* SUPPLIED ENTRIES:

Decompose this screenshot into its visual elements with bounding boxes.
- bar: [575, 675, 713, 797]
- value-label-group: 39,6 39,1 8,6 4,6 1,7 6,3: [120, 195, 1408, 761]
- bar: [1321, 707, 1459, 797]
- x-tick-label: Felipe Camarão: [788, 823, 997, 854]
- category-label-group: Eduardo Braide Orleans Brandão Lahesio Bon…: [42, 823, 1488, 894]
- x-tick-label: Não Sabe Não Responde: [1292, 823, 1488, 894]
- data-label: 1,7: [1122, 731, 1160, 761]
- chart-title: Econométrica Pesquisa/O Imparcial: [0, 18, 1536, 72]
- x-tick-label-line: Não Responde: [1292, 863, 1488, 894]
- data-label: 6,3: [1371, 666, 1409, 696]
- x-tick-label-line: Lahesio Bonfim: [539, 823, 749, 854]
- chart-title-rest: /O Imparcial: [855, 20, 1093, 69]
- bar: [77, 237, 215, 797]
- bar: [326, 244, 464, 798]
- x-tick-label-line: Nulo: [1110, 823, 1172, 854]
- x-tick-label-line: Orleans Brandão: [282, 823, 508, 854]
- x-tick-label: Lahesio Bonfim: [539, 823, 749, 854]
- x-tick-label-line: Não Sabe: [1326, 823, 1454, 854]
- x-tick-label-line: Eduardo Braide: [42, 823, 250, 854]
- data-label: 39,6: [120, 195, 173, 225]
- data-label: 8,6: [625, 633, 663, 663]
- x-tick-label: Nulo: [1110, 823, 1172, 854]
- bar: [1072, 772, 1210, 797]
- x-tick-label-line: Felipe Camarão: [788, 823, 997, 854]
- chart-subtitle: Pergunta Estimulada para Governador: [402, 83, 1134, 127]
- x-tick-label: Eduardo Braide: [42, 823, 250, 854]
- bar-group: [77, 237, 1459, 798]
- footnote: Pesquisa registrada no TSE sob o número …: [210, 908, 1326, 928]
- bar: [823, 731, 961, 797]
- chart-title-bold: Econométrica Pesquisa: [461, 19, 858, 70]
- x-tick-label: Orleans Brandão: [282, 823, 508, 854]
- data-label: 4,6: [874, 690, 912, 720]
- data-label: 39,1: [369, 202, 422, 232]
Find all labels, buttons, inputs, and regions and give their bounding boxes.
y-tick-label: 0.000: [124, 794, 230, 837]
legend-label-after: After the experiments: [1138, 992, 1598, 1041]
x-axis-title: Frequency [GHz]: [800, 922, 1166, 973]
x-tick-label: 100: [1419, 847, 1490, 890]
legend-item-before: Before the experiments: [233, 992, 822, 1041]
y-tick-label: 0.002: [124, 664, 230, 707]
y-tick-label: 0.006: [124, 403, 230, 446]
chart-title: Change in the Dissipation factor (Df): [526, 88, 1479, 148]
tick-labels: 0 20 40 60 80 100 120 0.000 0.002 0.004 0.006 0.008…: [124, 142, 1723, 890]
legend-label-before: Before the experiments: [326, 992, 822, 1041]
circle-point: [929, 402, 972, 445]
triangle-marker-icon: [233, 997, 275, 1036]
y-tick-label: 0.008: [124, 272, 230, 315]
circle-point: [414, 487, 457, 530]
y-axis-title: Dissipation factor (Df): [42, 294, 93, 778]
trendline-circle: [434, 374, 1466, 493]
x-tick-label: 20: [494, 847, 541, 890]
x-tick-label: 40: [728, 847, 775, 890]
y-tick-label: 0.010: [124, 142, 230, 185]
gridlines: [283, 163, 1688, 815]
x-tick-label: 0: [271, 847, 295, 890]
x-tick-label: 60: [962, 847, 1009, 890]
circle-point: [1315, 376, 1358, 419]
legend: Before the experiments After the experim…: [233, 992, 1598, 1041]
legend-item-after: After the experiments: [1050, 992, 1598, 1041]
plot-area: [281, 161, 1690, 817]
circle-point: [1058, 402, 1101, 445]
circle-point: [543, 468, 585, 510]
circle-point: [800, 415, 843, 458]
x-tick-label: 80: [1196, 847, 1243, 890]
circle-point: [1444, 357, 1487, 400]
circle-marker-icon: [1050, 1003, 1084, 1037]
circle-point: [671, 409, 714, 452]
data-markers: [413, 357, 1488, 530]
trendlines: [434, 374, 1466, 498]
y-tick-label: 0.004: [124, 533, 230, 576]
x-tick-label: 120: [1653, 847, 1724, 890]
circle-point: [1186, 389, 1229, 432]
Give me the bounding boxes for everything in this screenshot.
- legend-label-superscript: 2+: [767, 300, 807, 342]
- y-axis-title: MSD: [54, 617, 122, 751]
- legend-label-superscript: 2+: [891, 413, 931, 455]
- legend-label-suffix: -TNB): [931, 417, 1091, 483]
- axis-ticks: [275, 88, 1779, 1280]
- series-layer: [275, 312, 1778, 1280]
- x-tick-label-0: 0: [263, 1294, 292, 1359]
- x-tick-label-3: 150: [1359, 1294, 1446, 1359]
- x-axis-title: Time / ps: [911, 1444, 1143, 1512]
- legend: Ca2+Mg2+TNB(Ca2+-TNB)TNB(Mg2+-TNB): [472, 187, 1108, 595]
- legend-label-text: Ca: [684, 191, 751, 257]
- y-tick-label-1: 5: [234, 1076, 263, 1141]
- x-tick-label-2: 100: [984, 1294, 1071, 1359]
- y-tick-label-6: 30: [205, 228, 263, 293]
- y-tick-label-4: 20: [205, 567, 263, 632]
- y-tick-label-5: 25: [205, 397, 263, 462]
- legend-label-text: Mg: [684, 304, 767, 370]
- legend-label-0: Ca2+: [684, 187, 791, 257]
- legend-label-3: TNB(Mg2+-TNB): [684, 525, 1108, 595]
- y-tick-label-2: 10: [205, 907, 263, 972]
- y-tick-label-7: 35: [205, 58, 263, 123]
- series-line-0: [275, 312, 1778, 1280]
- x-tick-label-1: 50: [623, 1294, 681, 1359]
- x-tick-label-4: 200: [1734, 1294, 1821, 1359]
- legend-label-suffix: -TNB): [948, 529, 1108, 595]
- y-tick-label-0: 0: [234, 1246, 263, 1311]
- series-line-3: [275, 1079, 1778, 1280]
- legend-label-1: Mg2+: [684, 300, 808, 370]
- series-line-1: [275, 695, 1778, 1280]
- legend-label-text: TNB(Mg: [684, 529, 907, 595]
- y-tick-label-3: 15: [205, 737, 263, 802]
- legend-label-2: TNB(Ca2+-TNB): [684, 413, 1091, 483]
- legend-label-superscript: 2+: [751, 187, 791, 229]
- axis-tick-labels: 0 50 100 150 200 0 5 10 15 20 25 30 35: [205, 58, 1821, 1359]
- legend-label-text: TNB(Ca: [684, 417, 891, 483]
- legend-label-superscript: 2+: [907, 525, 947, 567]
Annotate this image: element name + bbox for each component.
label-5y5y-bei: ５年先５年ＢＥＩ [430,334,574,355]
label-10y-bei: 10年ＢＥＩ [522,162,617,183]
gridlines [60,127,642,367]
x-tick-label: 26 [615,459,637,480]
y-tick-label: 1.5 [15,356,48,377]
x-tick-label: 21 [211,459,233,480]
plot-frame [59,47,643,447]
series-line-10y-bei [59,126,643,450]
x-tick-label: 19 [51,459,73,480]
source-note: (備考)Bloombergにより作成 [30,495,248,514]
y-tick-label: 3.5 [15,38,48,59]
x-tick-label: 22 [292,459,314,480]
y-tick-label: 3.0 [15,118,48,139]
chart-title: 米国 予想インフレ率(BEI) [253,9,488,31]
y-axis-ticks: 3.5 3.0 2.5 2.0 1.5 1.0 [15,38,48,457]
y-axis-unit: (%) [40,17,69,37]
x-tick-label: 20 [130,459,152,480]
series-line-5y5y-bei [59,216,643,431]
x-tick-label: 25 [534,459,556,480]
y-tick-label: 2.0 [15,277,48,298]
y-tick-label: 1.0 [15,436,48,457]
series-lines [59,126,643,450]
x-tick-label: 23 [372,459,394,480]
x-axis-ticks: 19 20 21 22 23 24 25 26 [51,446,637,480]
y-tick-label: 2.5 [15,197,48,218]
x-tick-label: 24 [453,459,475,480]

* TASK STATEMENT: Rewrite the material above as a numbered list, from its first line up to and including the line with "y-tick-label: 0.006: [124, 403, 230, 446]". Leave out any blank lines.

* SOLVED PROBLEM:
1. Decompose this screenshot into its visual elements with bounding boxes.
2. - bar: [575, 675, 713, 797]
3. - value-label-group: 39,6 39,1 8,6 4,6 1,7 6,3: [120, 195, 1408, 761]
4. - bar: [1321, 707, 1459, 797]
5. - x-tick-label: Felipe Camarão: [788, 823, 997, 854]
6. - category-label-group: Eduardo Braide Orleans Brandão Lahesio Bon…: [42, 823, 1488, 894]
7. - x-tick-label: Não Sabe Não Responde: [1292, 823, 1488, 894]
8. - data-label: 1,7: [1122, 731, 1160, 761]
9. - chart-title: Econométrica Pesquisa/O Imparcial: [0, 18, 1536, 72]
10. - x-tick-label-line: Não Responde: [1292, 863, 1488, 894]
11. - data-label: 6,3: [1371, 666, 1409, 696]
12. - x-tick-label-line: Lahesio Bonfim: [539, 823, 749, 854]
13. - chart-title-rest: /O Imparcial: [855, 20, 1093, 69]
14. - bar: [77, 237, 215, 797]
15. - bar: [326, 244, 464, 798]
16. - x-tick-label-line: Nulo: [1110, 823, 1172, 854]
17. - x-tick-label-line: Orleans Brandão: [282, 823, 508, 854]
18. - x-tick-label: Lahesio Bonfim: [539, 823, 749, 854]
19. - x-tick-label-line: Não Sabe: [1326, 823, 1454, 854]
20. - x-tick-label-line: Eduardo Braide: [42, 823, 250, 854]
21. - data-label: 39,6: [120, 195, 173, 225]
22. - data-label: 8,6: [625, 633, 663, 663]
23. - x-tick-label: Nulo: [1110, 823, 1172, 854]
24. - bar: [1072, 772, 1210, 797]
25. - x-tick-label-line: Felipe Camarão: [788, 823, 997, 854]
26. - chart-subtitle: Pergunta Estimulada para Governador: [402, 83, 1134, 127]
27. - x-tick-label: Eduardo Braide: [42, 823, 250, 854]
28. - bar-group: [77, 237, 1459, 798]
29. - footnote: Pesquisa registrada no TSE sob o número …: [210, 908, 1326, 928]
30. - bar: [823, 731, 961, 797]
31. - chart-title-bold: Econométrica Pesquisa: [461, 19, 858, 70]
32. - x-tick-label: Orleans Brandão: [282, 823, 508, 854]
33. - data-label: 4,6: [874, 690, 912, 720]
34. - data-label: 39,1: [369, 202, 422, 232]
35. Find all labels, buttons, inputs, and regions and give their bounding boxes.
36. y-tick-label: 0.000: [124, 794, 230, 837]
37. legend-label-after: After the experiments: [1138, 992, 1598, 1041]
38. x-axis-title: Frequency [GHz]: [800, 922, 1166, 973]
39. x-tick-label: 100: [1419, 847, 1490, 890]
40. legend-item-before: Before the experiments: [233, 992, 822, 1041]
41. y-tick-label: 0.002: [124, 664, 230, 707]
42. y-tick-label: 0.006: [124, 403, 230, 446]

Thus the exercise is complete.